=== ENTRIES ===
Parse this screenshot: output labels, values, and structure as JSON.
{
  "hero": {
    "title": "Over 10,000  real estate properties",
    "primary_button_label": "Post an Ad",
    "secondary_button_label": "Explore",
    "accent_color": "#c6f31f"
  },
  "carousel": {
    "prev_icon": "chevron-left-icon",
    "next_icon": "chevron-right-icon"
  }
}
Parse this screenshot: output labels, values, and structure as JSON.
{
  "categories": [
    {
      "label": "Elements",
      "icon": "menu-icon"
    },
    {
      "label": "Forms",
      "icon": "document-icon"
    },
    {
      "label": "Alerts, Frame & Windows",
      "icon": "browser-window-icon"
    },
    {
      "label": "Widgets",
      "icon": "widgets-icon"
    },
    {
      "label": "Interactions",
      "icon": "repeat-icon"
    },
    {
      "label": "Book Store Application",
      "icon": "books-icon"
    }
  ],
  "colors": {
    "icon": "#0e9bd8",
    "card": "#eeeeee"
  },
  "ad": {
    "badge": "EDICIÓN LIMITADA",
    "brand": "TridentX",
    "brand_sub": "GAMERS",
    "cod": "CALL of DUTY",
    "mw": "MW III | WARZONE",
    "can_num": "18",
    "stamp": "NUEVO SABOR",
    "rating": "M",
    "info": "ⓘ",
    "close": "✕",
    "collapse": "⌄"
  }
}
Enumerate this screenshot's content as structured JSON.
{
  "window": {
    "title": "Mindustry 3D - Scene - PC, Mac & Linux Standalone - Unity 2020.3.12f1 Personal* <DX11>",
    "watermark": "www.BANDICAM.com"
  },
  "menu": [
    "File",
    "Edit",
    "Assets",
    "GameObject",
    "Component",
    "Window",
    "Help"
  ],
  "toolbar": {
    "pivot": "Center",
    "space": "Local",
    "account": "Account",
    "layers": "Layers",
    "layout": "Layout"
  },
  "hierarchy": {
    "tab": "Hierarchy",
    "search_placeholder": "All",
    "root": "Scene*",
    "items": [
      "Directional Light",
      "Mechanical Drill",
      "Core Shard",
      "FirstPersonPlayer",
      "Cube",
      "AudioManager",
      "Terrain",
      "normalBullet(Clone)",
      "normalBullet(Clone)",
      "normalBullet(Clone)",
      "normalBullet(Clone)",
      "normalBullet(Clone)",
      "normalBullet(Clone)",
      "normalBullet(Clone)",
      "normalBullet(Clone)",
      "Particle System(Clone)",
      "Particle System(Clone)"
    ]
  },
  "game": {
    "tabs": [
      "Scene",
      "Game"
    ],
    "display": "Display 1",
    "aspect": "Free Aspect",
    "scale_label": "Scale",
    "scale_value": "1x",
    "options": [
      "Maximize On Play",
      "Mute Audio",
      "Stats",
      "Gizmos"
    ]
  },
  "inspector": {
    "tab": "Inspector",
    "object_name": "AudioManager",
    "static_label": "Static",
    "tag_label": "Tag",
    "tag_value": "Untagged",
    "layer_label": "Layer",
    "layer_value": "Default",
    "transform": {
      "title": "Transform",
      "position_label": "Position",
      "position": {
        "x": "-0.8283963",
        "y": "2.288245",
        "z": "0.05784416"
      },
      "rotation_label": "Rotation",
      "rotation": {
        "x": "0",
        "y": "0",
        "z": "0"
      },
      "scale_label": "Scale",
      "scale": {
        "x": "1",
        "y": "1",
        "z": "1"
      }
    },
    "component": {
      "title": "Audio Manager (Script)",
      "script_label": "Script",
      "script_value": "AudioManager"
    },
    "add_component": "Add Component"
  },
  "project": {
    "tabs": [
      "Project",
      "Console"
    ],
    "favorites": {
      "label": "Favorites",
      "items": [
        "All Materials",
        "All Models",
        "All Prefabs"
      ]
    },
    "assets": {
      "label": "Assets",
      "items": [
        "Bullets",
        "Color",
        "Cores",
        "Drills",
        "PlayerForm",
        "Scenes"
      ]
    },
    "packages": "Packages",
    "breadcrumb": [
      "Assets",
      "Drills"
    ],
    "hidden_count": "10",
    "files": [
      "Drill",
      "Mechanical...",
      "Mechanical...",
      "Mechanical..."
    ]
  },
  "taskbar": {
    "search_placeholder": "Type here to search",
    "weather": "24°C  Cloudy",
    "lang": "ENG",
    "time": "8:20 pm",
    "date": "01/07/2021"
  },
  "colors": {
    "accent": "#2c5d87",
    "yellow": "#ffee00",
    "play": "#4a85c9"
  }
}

=== EXERCISE AIM ===
Repeat all of the records above exactly as written.

=== ANSWER TO THIS PROBLEM ===
Parse this screenshot: output labels, values, and structure as JSON.
{
  "hero": {
    "title": "Over 10,000  real estate properties",
    "primary_button_label": "Post an Ad",
    "secondary_button_label": "Explore",
    "accent_color": "#c6f31f"
  },
  "carousel": {
    "prev_icon": "chevron-left-icon",
    "next_icon": "chevron-right-icon"
  }
}
Parse this screenshot: output labels, values, and structure as JSON.
{
  "categories": [
    {
      "label": "Elements",
      "icon": "menu-icon"
    },
    {
      "label": "Forms",
      "icon": "document-icon"
    },
    {
      "label": "Alerts, Frame & Windows",
      "icon": "browser-window-icon"
    },
    {
      "label": "Widgets",
      "icon": "widgets-icon"
    },
    {
      "label": "Interactions",
      "icon": "repeat-icon"
    },
    {
      "label": "Book Store Application",
      "icon": "books-icon"
    }
  ],
  "colors": {
    "icon": "#0e9bd8",
    "card": "#eeeeee"
  },
  "ad": {
    "badge": "EDICIÓN LIMITADA",
    "brand": "TridentX",
    "brand_sub": "GAMERS",
    "cod": "CALL of DUTY",
    "mw": "MW III | WARZONE",
    "can_num": "18",
    "stamp": "NUEVO SABOR",
    "rating": "M",
    "info": "ⓘ",
    "close": "✕",
    "collapse": "⌄"
  }
}
Enumerate this screenshot's content as structured JSON.
{
  "window": {
    "title": "Mindustry 3D - Scene - PC, Mac & Linux Standalone - Unity 2020.3.12f1 Personal* <DX11>",
    "watermark": "www.BANDICAM.com"
  },
  "menu": [
    "File",
    "Edit",
    "Assets",
    "GameObject",
    "Component",
    "Window",
    "Help"
  ],
  "toolbar": {
    "pivot": "Center",
    "space": "Local",
    "account": "Account",
    "layers": "Layers",
    "layout": "Layout"
  },
  "hierarchy": {
    "tab": "Hierarchy",
    "search_placeholder": "All",
    "root": "Scene*",
    "items": [
      "Directional Light",
      "Mechanical Drill",
      "Core Shard",
      "FirstPersonPlayer",
      "Cube",
      "AudioManager",
      "Terrain",
      "normalBullet(Clone)",
      "normalBullet(Clone)",
      "normalBullet(Clone)",
      "normalBullet(Clone)",
      "normalBullet(Clone)",
      "normalBullet(Clone)",
      "normalBullet(Clone)",
      "normalBullet(Clone)",
      "Particle System(Clone)",
      "Particle System(Clone)"
    ]
  },
  "game": {
    "tabs": [
      "Scene",
      "Game"
    ],
    "display": "Display 1",
    "aspect": "Free Aspect",
    "scale_label": "Scale",
    "scale_value": "1x",
    "options": [
      "Maximize On Play",
      "Mute Audio",
      "Stats",
      "Gizmos"
    ]
  },
  "inspector": {
    "tab": "Inspector",
    "object_name": "AudioManager",
    "static_label": "Static",
    "tag_label": "Tag",
    "tag_value": "Untagged",
    "layer_label": "Layer",
    "layer_value": "Default",
    "transform": {
      "title": "Transform",
      "position_label": "Position",
      "position": {
        "x": "-0.8283963",
        "y": "2.288245",
        "z": "0.05784416"
      },
      "rotation_label": "Rotation",
      "rotation": {
        "x": "0",
        "y": "0",
        "z": "0"
      },
      "scale_label": "Scale",
      "scale": {
        "x": "1",
        "y": "1",
        "z": "1"
      }
    },
    "component": {
      "title": "Audio Manager (Script)",
      "script_label": "Script",
      "script_value": "AudioManager"
    },
    "add_component": "Add Component"
  },
  "project": {
    "tabs": [
      "Project",
      "Console"
    ],
    "favorites": {
      "label": "Favorites",
      "items": [
        "All Materials",
        "All Models",
        "All Prefabs"
      ]
    },
    "assets": {
      "label": "Assets",
      "items": [
        "Bullets",
        "Color",
        "Cores",
        "Drills",
        "PlayerForm",
        "Scenes"
      ]
    },
    "packages": "Packages",
    "breadcrumb": [
      "Assets",
      "Drills"
    ],
    "hidden_count": "10",
    "files": [
      "Drill",
      "Mechanical...",
      "Mechanical...",
      "Mechanical..."
    ]
  },
  "taskbar": {
    "search_placeholder": "Type here to search",
    "weather": "24°C  Cloudy",
    "lang": "ENG",
    "time": "8:20 pm",
    "date": "01/07/2021"
  },
  "colors": {
    "accent": "#2c5d87",
    "yellow": "#ffee00",
    "play": "#4a85c9"
  }
}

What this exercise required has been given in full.